__GIVEN PROBLEM__
Repeat each line word for word.

+ + + +

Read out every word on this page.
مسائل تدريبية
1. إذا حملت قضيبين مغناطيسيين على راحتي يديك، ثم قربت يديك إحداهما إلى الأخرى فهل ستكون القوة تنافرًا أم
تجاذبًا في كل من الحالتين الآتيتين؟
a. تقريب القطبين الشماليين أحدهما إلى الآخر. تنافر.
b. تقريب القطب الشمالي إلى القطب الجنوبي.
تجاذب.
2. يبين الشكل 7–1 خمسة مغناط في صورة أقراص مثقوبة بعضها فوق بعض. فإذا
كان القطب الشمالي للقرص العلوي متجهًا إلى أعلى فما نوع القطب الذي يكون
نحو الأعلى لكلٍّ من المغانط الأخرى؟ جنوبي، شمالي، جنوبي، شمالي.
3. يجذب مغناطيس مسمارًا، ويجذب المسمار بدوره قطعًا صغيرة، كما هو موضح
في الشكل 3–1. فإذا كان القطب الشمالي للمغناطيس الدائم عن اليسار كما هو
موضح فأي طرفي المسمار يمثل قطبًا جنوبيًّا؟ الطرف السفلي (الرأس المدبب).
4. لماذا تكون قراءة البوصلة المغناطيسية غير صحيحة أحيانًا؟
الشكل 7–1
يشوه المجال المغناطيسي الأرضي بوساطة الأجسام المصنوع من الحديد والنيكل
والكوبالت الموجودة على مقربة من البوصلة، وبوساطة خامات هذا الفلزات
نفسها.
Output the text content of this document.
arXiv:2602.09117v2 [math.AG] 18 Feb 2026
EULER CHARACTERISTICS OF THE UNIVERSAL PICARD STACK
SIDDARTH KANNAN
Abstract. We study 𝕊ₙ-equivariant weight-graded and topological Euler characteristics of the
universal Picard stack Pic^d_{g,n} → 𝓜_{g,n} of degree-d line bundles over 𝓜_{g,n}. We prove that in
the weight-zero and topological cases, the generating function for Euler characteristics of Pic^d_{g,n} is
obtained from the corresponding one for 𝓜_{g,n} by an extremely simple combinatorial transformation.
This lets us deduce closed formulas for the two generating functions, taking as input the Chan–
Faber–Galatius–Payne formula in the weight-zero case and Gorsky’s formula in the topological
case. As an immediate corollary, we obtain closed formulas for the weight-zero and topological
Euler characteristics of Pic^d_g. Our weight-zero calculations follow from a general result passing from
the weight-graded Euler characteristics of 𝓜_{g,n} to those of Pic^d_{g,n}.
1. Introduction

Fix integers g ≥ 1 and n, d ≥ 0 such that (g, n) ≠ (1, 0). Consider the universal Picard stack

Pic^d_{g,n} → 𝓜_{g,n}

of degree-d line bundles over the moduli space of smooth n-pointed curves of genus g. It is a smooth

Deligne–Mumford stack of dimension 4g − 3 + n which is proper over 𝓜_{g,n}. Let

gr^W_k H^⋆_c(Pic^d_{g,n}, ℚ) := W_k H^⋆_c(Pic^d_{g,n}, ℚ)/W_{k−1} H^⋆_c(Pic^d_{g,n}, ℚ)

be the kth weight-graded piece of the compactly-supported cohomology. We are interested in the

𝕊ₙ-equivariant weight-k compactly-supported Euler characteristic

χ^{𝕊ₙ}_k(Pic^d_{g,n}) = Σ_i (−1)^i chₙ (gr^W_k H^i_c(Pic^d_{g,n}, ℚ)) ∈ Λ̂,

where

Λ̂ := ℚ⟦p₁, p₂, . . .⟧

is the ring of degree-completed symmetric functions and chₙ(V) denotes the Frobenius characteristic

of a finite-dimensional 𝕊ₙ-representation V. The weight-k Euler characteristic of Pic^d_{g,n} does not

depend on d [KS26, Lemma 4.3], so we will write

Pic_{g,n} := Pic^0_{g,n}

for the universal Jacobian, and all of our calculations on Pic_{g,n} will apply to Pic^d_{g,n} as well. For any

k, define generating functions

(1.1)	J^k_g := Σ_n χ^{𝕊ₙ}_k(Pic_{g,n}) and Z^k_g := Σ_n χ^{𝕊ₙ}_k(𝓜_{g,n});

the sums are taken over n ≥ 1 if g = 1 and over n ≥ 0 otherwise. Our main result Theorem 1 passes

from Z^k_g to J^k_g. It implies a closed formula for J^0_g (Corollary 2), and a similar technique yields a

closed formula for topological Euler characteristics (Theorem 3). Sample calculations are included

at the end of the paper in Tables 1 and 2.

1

+ + + +

__EXERCISE SOLUTION__
Read out every word on this page.
مسائل تدريبية
1. إذا حملت قضيبين مغناطيسيين على راحتي يديك، ثم قربت يديك إحداهما إلى الأخرى فهل ستكون القوة تنافرًا أم
تجاذبًا في كل من الحالتين الآتيتين؟
a. تقريب القطبين الشماليين أحدهما إلى الآخر. تنافر.
b. تقريب القطب الشمالي إلى القطب الجنوبي.
تجاذب.
2. يبين الشكل 7–1 خمسة مغناط في صورة أقراص مثقوبة بعضها فوق بعض. فإذا
كان القطب الشمالي للقرص العلوي متجهًا إلى أعلى فما نوع القطب الذي يكون
نحو الأعلى لكلٍّ من المغانط الأخرى؟ جنوبي، شمالي، جنوبي، شمالي.
3. يجذب مغناطيس مسمارًا، ويجذب المسمار بدوره قطعًا صغيرة، كما هو موضح
في الشكل 3–1. فإذا كان القطب الشمالي للمغناطيس الدائم عن اليسار كما هو
موضح فأي طرفي المسمار يمثل قطبًا جنوبيًّا؟ الطرف السفلي (الرأس المدبب).
4. لماذا تكون قراءة البوصلة المغناطيسية غير صحيحة أحيانًا؟
الشكل 7–1
يشوه المجال المغناطيسي الأرضي بوساطة الأجسام المصنوع من الحديد والنيكل
والكوبالت الموجودة على مقربة من البوصلة، وبوساطة خامات هذا الفلزات
نفسها.
Output the text content of this document.
arXiv:2602.09117v2 [math.AG] 18 Feb 2026
EULER CHARACTERISTICS OF THE UNIVERSAL PICARD STACK
SIDDARTH KANNAN
Abstract. We study 𝕊ₙ-equivariant weight-graded and topological Euler characteristics of the
universal Picard stack Pic^d_{g,n} → 𝓜_{g,n} of degree-d line bundles over 𝓜_{g,n}. We prove that in
the weight-zero and topological cases, the generating function for Euler characteristics of Pic^d_{g,n} is
obtained from the corresponding one for 𝓜_{g,n} by an extremely simple combinatorial transformation.
This lets us deduce closed formulas for the two generating functions, taking as input the Chan–
Faber–Galatius–Payne formula in the weight-zero case and Gorsky’s formula in the topological
case. As an immediate corollary, we obtain closed formulas for the weight-zero and topological
Euler characteristics of Pic^d_g. Our weight-zero calculations follow from a general result passing from
the weight-graded Euler characteristics of 𝓜_{g,n} to those of Pic^d_{g,n}.
1. Introduction

Fix integers g ≥ 1 and n, d ≥ 0 such that (g, n) ≠ (1, 0). Consider the universal Picard stack

Pic^d_{g,n} → 𝓜_{g,n}

of degree-d line bundles over the moduli space of smooth n-pointed curves of genus g. It is a smooth

Deligne–Mumford stack of dimension 4g − 3 + n which is proper over 𝓜_{g,n}. Let

gr^W_k H^⋆_c(Pic^d_{g,n}, ℚ) := W_k H^⋆_c(Pic^d_{g,n}, ℚ)/W_{k−1} H^⋆_c(Pic^d_{g,n}, ℚ)

be the kth weight-graded piece of the compactly-supported cohomology. We are interested in the

𝕊ₙ-equivariant weight-k compactly-supported Euler characteristic

χ^{𝕊ₙ}_k(Pic^d_{g,n}) = Σ_i (−1)^i chₙ (gr^W_k H^i_c(Pic^d_{g,n}, ℚ)) ∈ Λ̂,

where

Λ̂ := ℚ⟦p₁, p₂, . . .⟧

is the ring of degree-completed symmetric functions and chₙ(V) denotes the Frobenius characteristic

of a finite-dimensional 𝕊ₙ-representation V. The weight-k Euler characteristic of Pic^d_{g,n} does not

depend on d [KS26, Lemma 4.3], so we will write

Pic_{g,n} := Pic^0_{g,n}

for the universal Jacobian, and all of our calculations on Pic_{g,n} will apply to Pic^d_{g,n} as well. For any

k, define generating functions

(1.1)	J^k_g := Σ_n χ^{𝕊ₙ}_k(Pic_{g,n}) and Z^k_g := Σ_n χ^{𝕊ₙ}_k(𝓜_{g,n});

the sums are taken over n ≥ 1 if g = 1 and over n ≥ 0 otherwise. Our main result Theorem 1 passes

from Z^k_g to J^k_g. It implies a closed formula for J^0_g (Corollary 2), and a similar technique yields a

closed formula for topological Euler characteristics (Theorem 3). Sample calculations are included

at the end of the paper in Tables 1 and 2.

1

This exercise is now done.